--- start of THE RECORDS ---

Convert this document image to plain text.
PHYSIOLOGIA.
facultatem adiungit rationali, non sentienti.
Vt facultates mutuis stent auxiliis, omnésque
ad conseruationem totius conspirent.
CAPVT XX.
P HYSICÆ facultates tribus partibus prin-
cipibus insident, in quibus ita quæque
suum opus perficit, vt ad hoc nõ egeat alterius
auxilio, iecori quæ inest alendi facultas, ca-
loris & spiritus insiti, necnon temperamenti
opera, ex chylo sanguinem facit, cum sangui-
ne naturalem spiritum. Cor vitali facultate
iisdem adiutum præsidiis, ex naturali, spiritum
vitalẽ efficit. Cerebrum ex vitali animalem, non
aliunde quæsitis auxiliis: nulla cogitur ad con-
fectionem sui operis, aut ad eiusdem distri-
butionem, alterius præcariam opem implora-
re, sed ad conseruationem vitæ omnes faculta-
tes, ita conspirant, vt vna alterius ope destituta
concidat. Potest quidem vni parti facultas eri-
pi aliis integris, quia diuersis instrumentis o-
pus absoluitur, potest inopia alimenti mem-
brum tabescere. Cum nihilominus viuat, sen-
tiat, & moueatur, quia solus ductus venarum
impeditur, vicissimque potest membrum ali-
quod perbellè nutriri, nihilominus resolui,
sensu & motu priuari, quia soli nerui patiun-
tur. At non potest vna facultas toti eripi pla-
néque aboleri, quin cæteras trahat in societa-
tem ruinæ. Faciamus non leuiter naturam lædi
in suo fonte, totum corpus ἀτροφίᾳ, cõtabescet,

--- end of THE RECORDS ---

• **TASK DETAILS**: Hand back the material above in full, exactly as written.

• **RESULT**:
Convert this document image to plain text.
PHYSIOLOGIA.
facultatem adiungit rationali, non sentienti.
Vt facultates mutuis stent auxiliis, omnésque
ad conseruationem totius conspirent.
CAPVT XX.
P HYSICÆ facultates tribus partibus prin-
cipibus insident, in quibus ita quæque
suum opus perficit, vt ad hoc nõ egeat alterius
auxilio, iecori quæ inest alendi facultas, ca-
loris & spiritus insiti, necnon temperamenti
opera, ex chylo sanguinem facit, cum sangui-
ne naturalem spiritum. Cor vitali facultate
iisdem adiutum præsidiis, ex naturali, spiritum
vitalẽ efficit. Cerebrum ex vitali animalem, non
aliunde quæsitis auxiliis: nulla cogitur ad con-
fectionem sui operis, aut ad eiusdem distri-
butionem, alterius præcariam opem implora-
re, sed ad conseruationem vitæ omnes faculta-
tes, ita conspirant, vt vna alterius ope destituta
concidat. Potest quidem vni parti facultas eri-
pi aliis integris, quia diuersis instrumentis o-
pus absoluitur, potest inopia alimenti mem-
brum tabescere. Cum nihilominus viuat, sen-
tiat, & moueatur, quia solus ductus venarum
impeditur, vicissimque potest membrum ali-
quod perbellè nutriri, nihilominus resolui,
sensu & motu priuari, quia soli nerui patiun-
tur. At non potest vna facultas toti eripi pla-
néque aboleri, quin cæteras trahat in societa-
tem ruinæ. Faciamus non leuiter naturam lædi
in suo fonte, totum corpus ἀτροφίᾳ, cõtabescet,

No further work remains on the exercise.